*実施事項*: 以下の抽出テキストで【弁理士】と記された代理人の氏名をすべて挙げよ。

*抽出テキスト*:
(19)【発行国】日本国特許庁(JP)
(12)【公報種別】公開特許公報(A)
(11)【公開番号】P2023184042
(43)【公開日】2023-12-28
(54)【発明の名称】取引処理システム、取引処理装置及び情報処理プログラム
(51)【国際特許分類】
G07G 1/12 20060101AFI20231221BHJP
G06Q 20/02 20120101ALI20231221BHJP
【FI】
G07G1/12 331H
G07G1/12 341A
G06Q20/02
【審査請求】未請求
【請求項の数】6
【出願形態】OL
(21)【出願番号】P 2022097939
(22)【出願日】2022-06-17
(71)【出願人】
【識別番号】000003562
【氏名又は名称】東芝テック株式会社
(74)【代理人】
【識別番号】110003708
【氏名又は名称】弁理士法人鈴榮特許綜合事務所
(74)【代理人】
【識別番号】100108855
【弁理士】
【氏名又は名称】蔵田 昌俊
(74)【代理人】
【識別番号】100179062
【弁理士】
【氏名又は名称】井上 正
(74)【代理人】
【識別番号】100075672
【弁理士】
【氏名又は名称】峰 隆司
(74)【代理人】
【識別番号】100153051
【弁理士】
【氏名又は名称】河野 直樹
(74)【代理人】
【識別番号】100162570
【弁理士】
【氏名又は名称】金子 早苗
(72)【発明者】
【氏名】林 祐司
(72)【発明者】
【氏名】飯塚 貴司
【テーマコード(参考)】
3E142
5L055
【Fターム(参考)】
3E142EA04
3E142JA01
3E142KA05
5L055AA03
(57)【要約】
【課題】過去の取引の訂正に関わる操作者の負担を軽減する。

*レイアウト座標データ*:
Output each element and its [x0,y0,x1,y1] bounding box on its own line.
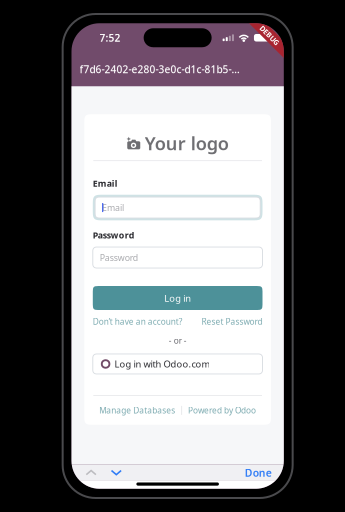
button[interactable]: Powered by Odoo [188,405,256,416]
staticText: Password [93,229,135,241]
staticText: Reset Password [202,316,262,327]
staticText: f7d6-2402-e280-3e0c-d1c-81b5-… [80,62,240,76]
staticText: DEBUG [258,30,282,40]
staticText: Manage Databases [99,405,175,416]
staticText: Email [93,178,118,189]
staticText: Log in with Odoo.com [114,358,210,370]
staticText: - or - [169,335,187,346]
button[interactable]: Done [240,463,277,482]
button[interactable]: Don’t have an account? [93,316,183,327]
button[interactable]: Log in [93,286,262,310]
staticText: Powered by Odoo [188,405,256,416]
staticText: 7:52 [100,31,120,44]
staticText: Don’t have an account? [93,316,183,327]
button[interactable]: Reset Password [202,316,262,327]
staticText: Email [102,202,124,213]
button[interactable]: Previous field [78,467,104,479]
staticText: Log in [164,292,191,304]
button[interactable]: Manage Databases [99,405,175,416]
button[interactable]: f7d6-2402-e280-3e0c-d1c-81b5-… [72,52,284,86]
button[interactable]: Next field [104,467,129,479]
staticText: Password [100,252,138,263]
staticText: Done [245,466,272,480]
button[interactable]: Log in with Odoo.com [93,354,262,374]
staticText: Your logo [145,131,229,155]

*解答*: 蔵田 昌俊、井上 正、峰 隆司、河野 直樹、金子 早苗